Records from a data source
········
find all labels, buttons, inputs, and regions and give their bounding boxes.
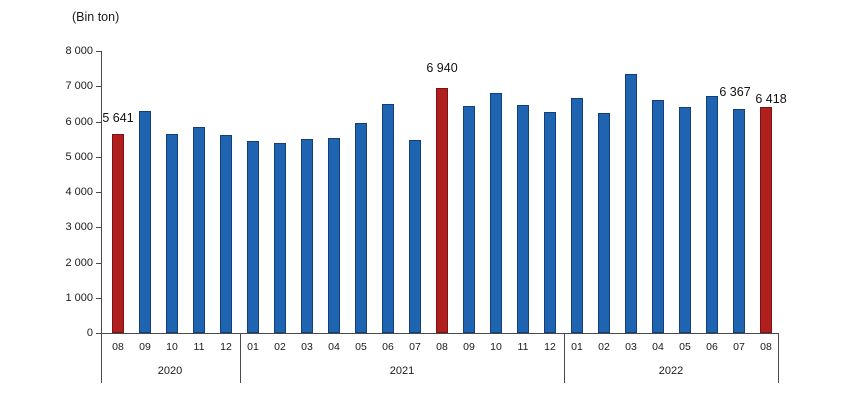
bar-2020-10 [166, 133, 178, 333]
x-tick-label-2022-01: 01 [571, 341, 583, 353]
bar-2021-06 [382, 103, 394, 333]
unit-label: (Bin ton) [72, 10, 120, 24]
y-tick-label: 3 000 [65, 221, 93, 233]
x-tick-label-2022-02: 02 [598, 341, 610, 353]
x-tick-label-2021-05: 05 [355, 341, 367, 353]
y-axis-tick [96, 263, 101, 264]
x-tick-label-2021-07: 07 [409, 341, 421, 353]
x-tick-label-2021-12: 12 [544, 341, 556, 353]
x-tick-label-2020-08: 08 [112, 341, 124, 353]
year-label-2022: 2022 [658, 365, 684, 377]
bar-2022-01 [571, 98, 583, 333]
bar-2022-08 [760, 106, 772, 333]
bar-2020-12 [220, 135, 232, 333]
y-tick-label: 7 000 [65, 80, 93, 92]
bar-2020-09 [139, 110, 151, 333]
x-tick-label-2022-03: 03 [625, 341, 637, 353]
year-separator-line [778, 333, 779, 383]
bar-2022-02 [598, 113, 610, 333]
y-tick-label: 4 000 [65, 186, 93, 198]
x-tick-label-2021-02: 02 [274, 341, 286, 353]
x-tick-label-2021-03: 03 [301, 341, 313, 353]
bar-2021-07 [409, 140, 421, 333]
x-tick-label-2022-04: 04 [652, 341, 664, 353]
bar-2022-03 [625, 73, 637, 333]
year-separator-line [240, 333, 241, 383]
x-tick-label-2020-12: 12 [220, 341, 232, 353]
x-tick-label-2021-09: 09 [463, 341, 475, 353]
x-tick-label-2022-08: 08 [760, 341, 772, 353]
bar-2022-06 [706, 96, 718, 333]
year-separator-line [564, 333, 565, 383]
y-tick-label: 5 000 [65, 151, 93, 163]
x-tick-label-2020-09: 09 [139, 341, 151, 353]
year-label-2021: 2021 [389, 365, 415, 377]
bar-2022-05 [679, 106, 691, 333]
bar-2021-12 [544, 111, 556, 333]
bar-2021-04 [328, 137, 340, 333]
bar-2020-11 [193, 127, 205, 333]
bar-value-label-2020-08: 5 641 [102, 111, 134, 126]
bar-2021-05 [355, 123, 367, 333]
x-tick-label-2021-06: 06 [382, 341, 394, 353]
x-axis-line [101, 333, 779, 334]
x-tick-label-2021-01: 01 [247, 341, 259, 353]
x-tick-label-2022-07: 07 [733, 341, 745, 353]
x-tick-label-2021-04: 04 [328, 341, 340, 353]
y-axis-line [101, 51, 102, 333]
y-axis-tick [96, 157, 101, 158]
bar-2021-09 [463, 106, 475, 333]
x-tick-label-2021-11: 11 [517, 341, 529, 353]
bar-2021-02 [274, 143, 286, 333]
bar-2021-01 [247, 140, 259, 333]
bar-2021-08 [436, 88, 448, 333]
bar-2022-04 [652, 99, 664, 333]
y-tick-label: 6 000 [65, 116, 93, 128]
x-tick-label-2020-11: 11 [193, 341, 205, 353]
y-axis-tick [96, 192, 101, 193]
year-label-2020: 2020 [157, 365, 183, 377]
bar-2021-03 [301, 139, 313, 333]
y-tick-label: 8 000 [65, 45, 93, 57]
y-axis-tick [96, 333, 101, 334]
bar-2020-08 [112, 134, 124, 333]
y-tick-label: 2 000 [65, 257, 93, 269]
y-axis-tick [96, 227, 101, 228]
y-axis-tick [96, 51, 101, 52]
x-tick-label-2021-10: 10 [490, 341, 502, 353]
y-tick-label: 1 000 [65, 292, 93, 304]
x-tick-label-2022-06: 06 [706, 341, 718, 353]
bar-2021-11 [517, 105, 529, 333]
x-tick-label-2021-08: 08 [436, 341, 448, 353]
bar-2021-10 [490, 92, 502, 333]
x-tick-label-2020-10: 10 [166, 341, 178, 353]
y-axis-tick [96, 122, 101, 123]
y-axis-tick [96, 298, 101, 299]
bar-2022-07 [733, 108, 745, 333]
year-separator-line [101, 333, 102, 383]
x-tick-label-2022-05: 05 [679, 341, 691, 353]
bar-value-label-2022-07: 6 367 [719, 84, 751, 99]
y-axis-tick [96, 86, 101, 87]
bar-value-label-2021-08: 6 940 [426, 61, 458, 76]
y-tick-label: 0 [86, 327, 93, 339]
bar-value-label-2022-08: 6 418 [755, 91, 787, 106]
········
Aim of the exercise »
Rewrite the listing above with every "year-separator-line" changed to "year-divider-line" and nothing else altered, omitting the picture.

Solved exercise »
find all labels, buttons, inputs, and regions and give their bounding boxes.
bar-2020-10 [166, 133, 178, 333]
x-tick-label-2022-01: 01 [571, 341, 583, 353]
bar-2021-06 [382, 103, 394, 333]
unit-label: (Bin ton) [72, 10, 120, 24]
y-tick-label: 3 000 [65, 221, 93, 233]
x-tick-label-2022-02: 02 [598, 341, 610, 353]
x-tick-label-2021-05: 05 [355, 341, 367, 353]
y-axis-tick [96, 263, 101, 264]
x-tick-label-2021-07: 07 [409, 341, 421, 353]
x-tick-label-2021-12: 12 [544, 341, 556, 353]
x-tick-label-2020-08: 08 [112, 341, 124, 353]
year-label-2022: 2022 [658, 365, 684, 377]
bar-2022-01 [571, 98, 583, 333]
bar-2022-08 [760, 106, 772, 333]
bar-2020-12 [220, 135, 232, 333]
y-tick-label: 7 000 [65, 80, 93, 92]
bar-2020-09 [139, 110, 151, 333]
x-tick-label-2022-03: 03 [625, 341, 637, 353]
year-divider-line [778, 333, 779, 383]
bar-2022-02 [598, 113, 610, 333]
y-tick-label: 4 000 [65, 186, 93, 198]
x-tick-label-2021-02: 02 [274, 341, 286, 353]
x-tick-label-2021-03: 03 [301, 341, 313, 353]
bar-2021-07 [409, 140, 421, 333]
x-tick-label-2022-04: 04 [652, 341, 664, 353]
bar-2022-03 [625, 73, 637, 333]
year-divider-line [240, 333, 241, 383]
x-tick-label-2020-12: 12 [220, 341, 232, 353]
x-tick-label-2021-09: 09 [463, 341, 475, 353]
x-tick-label-2022-08: 08 [760, 341, 772, 353]
bar-2022-06 [706, 96, 718, 333]
year-divider-line [564, 333, 565, 383]
y-tick-label: 5 000 [65, 151, 93, 163]
x-tick-label-2020-09: 09 [139, 341, 151, 353]
year-label-2021: 2021 [389, 365, 415, 377]
bar-2022-05 [679, 106, 691, 333]
bar-2021-12 [544, 111, 556, 333]
bar-2021-04 [328, 137, 340, 333]
bar-2020-11 [193, 127, 205, 333]
bar-value-label-2020-08: 5 641 [102, 111, 134, 126]
bar-2021-05 [355, 123, 367, 333]
x-tick-label-2021-06: 06 [382, 341, 394, 353]
x-axis-line [101, 333, 779, 334]
x-tick-label-2021-01: 01 [247, 341, 259, 353]
x-tick-label-2022-07: 07 [733, 341, 745, 353]
x-tick-label-2021-04: 04 [328, 341, 340, 353]
y-axis-line [101, 51, 102, 333]
y-axis-tick [96, 157, 101, 158]
bar-2021-09 [463, 106, 475, 333]
x-tick-label-2021-11: 11 [517, 341, 529, 353]
bar-2021-02 [274, 143, 286, 333]
bar-2021-01 [247, 140, 259, 333]
bar-2021-08 [436, 88, 448, 333]
bar-2022-04 [652, 99, 664, 333]
y-tick-label: 6 000 [65, 116, 93, 128]
x-tick-label-2020-11: 11 [193, 341, 205, 353]
y-axis-tick [96, 192, 101, 193]
year-label-2020: 2020 [157, 365, 183, 377]
bar-2021-03 [301, 139, 313, 333]
y-tick-label: 8 000 [65, 45, 93, 57]
y-axis-tick [96, 333, 101, 334]
bar-2020-08 [112, 134, 124, 333]
y-tick-label: 2 000 [65, 257, 93, 269]
y-axis-tick [96, 227, 101, 228]
y-axis-tick [96, 51, 101, 52]
x-tick-label-2021-10: 10 [490, 341, 502, 353]
y-tick-label: 1 000 [65, 292, 93, 304]
x-tick-label-2022-06: 06 [706, 341, 718, 353]
bar-2021-11 [517, 105, 529, 333]
x-tick-label-2021-08: 08 [436, 341, 448, 353]
bar-2021-10 [490, 92, 502, 333]
x-tick-label-2020-10: 10 [166, 341, 178, 353]
y-axis-tick [96, 122, 101, 123]
y-axis-tick [96, 298, 101, 299]
bar-2022-07 [733, 108, 745, 333]
year-divider-line [101, 333, 102, 383]
x-tick-label-2022-05: 05 [679, 341, 691, 353]
bar-value-label-2022-07: 6 367 [719, 84, 751, 99]
y-axis-tick [96, 86, 101, 87]
bar-value-label-2021-08: 6 940 [426, 61, 458, 76]
y-tick-label: 0 [86, 327, 93, 339]
bar-value-label-2022-08: 6 418 [755, 91, 787, 106]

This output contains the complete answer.